:: Data excerpts ::

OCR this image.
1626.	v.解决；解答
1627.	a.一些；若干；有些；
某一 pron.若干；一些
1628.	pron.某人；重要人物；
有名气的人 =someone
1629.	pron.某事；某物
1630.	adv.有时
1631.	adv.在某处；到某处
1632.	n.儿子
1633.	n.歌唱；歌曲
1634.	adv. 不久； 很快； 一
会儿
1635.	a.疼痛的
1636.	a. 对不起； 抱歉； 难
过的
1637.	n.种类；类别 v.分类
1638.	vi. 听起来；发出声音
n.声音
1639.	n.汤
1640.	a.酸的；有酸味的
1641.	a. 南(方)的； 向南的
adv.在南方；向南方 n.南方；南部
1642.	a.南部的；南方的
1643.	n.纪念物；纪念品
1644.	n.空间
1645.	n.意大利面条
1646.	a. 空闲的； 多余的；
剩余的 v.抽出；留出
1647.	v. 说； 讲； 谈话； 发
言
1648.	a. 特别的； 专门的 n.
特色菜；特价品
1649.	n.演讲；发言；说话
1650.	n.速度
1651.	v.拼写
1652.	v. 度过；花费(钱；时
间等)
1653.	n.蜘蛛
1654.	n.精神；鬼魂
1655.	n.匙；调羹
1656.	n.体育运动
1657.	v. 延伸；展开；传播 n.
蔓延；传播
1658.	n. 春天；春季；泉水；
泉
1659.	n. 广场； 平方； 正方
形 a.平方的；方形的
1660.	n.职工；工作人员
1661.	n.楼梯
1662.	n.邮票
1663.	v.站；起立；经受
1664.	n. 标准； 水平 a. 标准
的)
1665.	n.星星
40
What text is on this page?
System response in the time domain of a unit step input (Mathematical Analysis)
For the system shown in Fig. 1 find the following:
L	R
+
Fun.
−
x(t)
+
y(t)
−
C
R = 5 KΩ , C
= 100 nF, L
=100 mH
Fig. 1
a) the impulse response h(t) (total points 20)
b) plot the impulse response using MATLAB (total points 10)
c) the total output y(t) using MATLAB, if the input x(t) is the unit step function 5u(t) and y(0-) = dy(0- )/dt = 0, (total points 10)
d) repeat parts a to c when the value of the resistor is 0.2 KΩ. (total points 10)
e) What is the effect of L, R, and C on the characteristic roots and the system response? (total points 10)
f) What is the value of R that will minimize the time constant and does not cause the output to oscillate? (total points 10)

:::

- **Exercise objective**:
Above are some records. Print them all exactly.

- **The output**:
OCR this image.
1626.	v.解决；解答
1627.	a.一些；若干；有些；
某一 pron.若干；一些
1628.	pron.某人；重要人物；
有名气的人 =someone
1629.	pron.某事；某物
1630.	adv.有时
1631.	adv.在某处；到某处
1632.	n.儿子
1633.	n.歌唱；歌曲
1634.	adv. 不久； 很快； 一
会儿
1635.	a.疼痛的
1636.	a. 对不起； 抱歉； 难
过的
1637.	n.种类；类别 v.分类
1638.	vi. 听起来；发出声音
n.声音
1639.	n.汤
1640.	a.酸的；有酸味的
1641.	a. 南(方)的； 向南的
adv.在南方；向南方 n.南方；南部
1642.	a.南部的；南方的
1643.	n.纪念物；纪念品
1644.	n.空间
1645.	n.意大利面条
1646.	a. 空闲的； 多余的；
剩余的 v.抽出；留出
1647.	v. 说； 讲； 谈话； 发
言
1648.	a. 特别的； 专门的 n.
特色菜；特价品
1649.	n.演讲；发言；说话
1650.	n.速度
1651.	v.拼写
1652.	v. 度过；花费(钱；时
间等)
1653.	n.蜘蛛
1654.	n.精神；鬼魂
1655.	n.匙；调羹
1656.	n.体育运动
1657.	v. 延伸；展开；传播 n.
蔓延；传播
1658.	n. 春天；春季；泉水；
泉
1659.	n. 广场； 平方； 正方
形 a.平方的；方形的
1660.	n.职工；工作人员
1661.	n.楼梯
1662.	n.邮票
1663.	v.站；起立；经受
1664.	n. 标准； 水平 a. 标准
的)
1665.	n.星星
40
What text is on this page?
System response in the time domain of a unit step input (Mathematical Analysis)
For the system shown in Fig. 1 find the following:
L	R
+
Fun.
−
x(t)
+
y(t)
−
C
R = 5 KΩ , C
= 100 nF, L
=100 mH
Fig. 1
a) the impulse response h(t) (total points 20)
b) plot the impulse response using MATLAB (total points 10)
c) the total output y(t) using MATLAB, if the input x(t) is the unit step function 5u(t) and y(0-) = dy(0- )/dt = 0, (total points 10)
d) repeat parts a to c when the value of the resistor is 0.2 KΩ. (total points 10)
e) What is the effect of L, R, and C on the characteristic roots and the system response? (total points 10)
f) What is the value of R that will minimize the time constant and does not cause the output to oscillate? (total points 10)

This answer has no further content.